## Aim of the exercise
Exactly reproduce the lines from the line bearing "OCR this image." through the end of the listing, inclusive of both; pictures are to be omitted.

## Supplied data
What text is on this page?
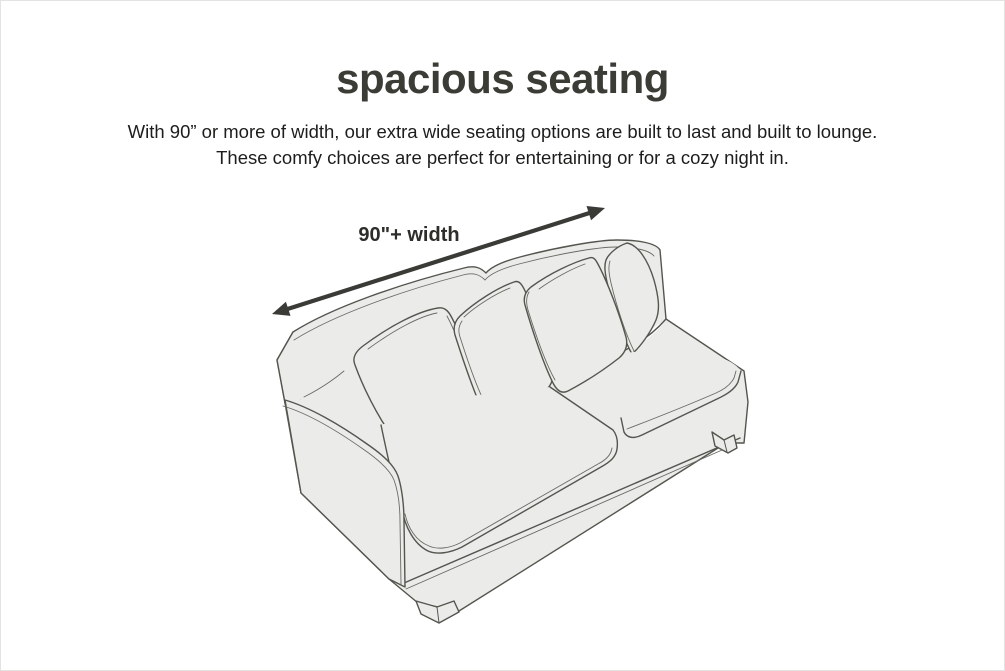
spacious seating
With 90” or more of width, our extra wide seating options are built to last and built to lounge.
These comfy choices are perfect for entertaining or for a cozy night in.
90"+ width
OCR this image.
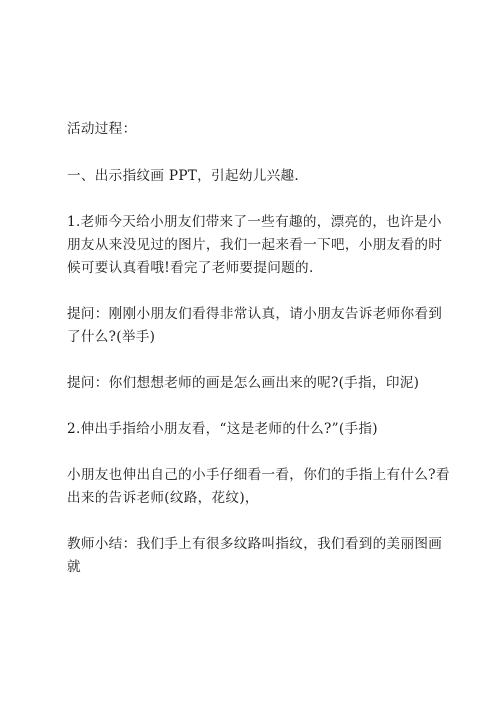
活动过程：

一、出示指纹画 PPT，引起幼儿兴趣.

1.老师今天给小朋友们带来了一些有趣的，漂亮的，也许是小朋友从来没见过的图片，我们一起来看一下吧，小朋友看的时候可要认真看哦!看完了老师要提问题的.

提问：刚刚小朋友们看得非常认真，请小朋友告诉老师你看到了什么?(举手)

提问：你们想想老师的画是怎么画出来的呢?(手指，印泥)

2.伸出手指给小朋友看，“这是老师的什么?”(手指)

小朋友也伸出自己的小手仔细看一看，你们的手指上有什么?看出来的告诉老师(纹路，花纹)，

教师小结：我们手上有很多纹路叫指纹，我们看到的美丽图画就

## Task result
OCR this image.
活动过程：

一、出示指纹画 PPT，引起幼儿兴趣.

1.老师今天给小朋友们带来了一些有趣的，漂亮的，也许是小朋友从来没见过的图片，我们一起来看一下吧，小朋友看的时候可要认真看哦!看完了老师要提问题的.

提问：刚刚小朋友们看得非常认真，请小朋友告诉老师你看到了什么?(举手)

提问：你们想想老师的画是怎么画出来的呢?(手指，印泥)

2.伸出手指给小朋友看，“这是老师的什么?”(手指)

小朋友也伸出自己的小手仔细看一看，你们的手指上有什么?看出来的告诉老师(纹路，花纹)，

教师小结：我们手上有很多纹路叫指纹，我们看到的美丽图画就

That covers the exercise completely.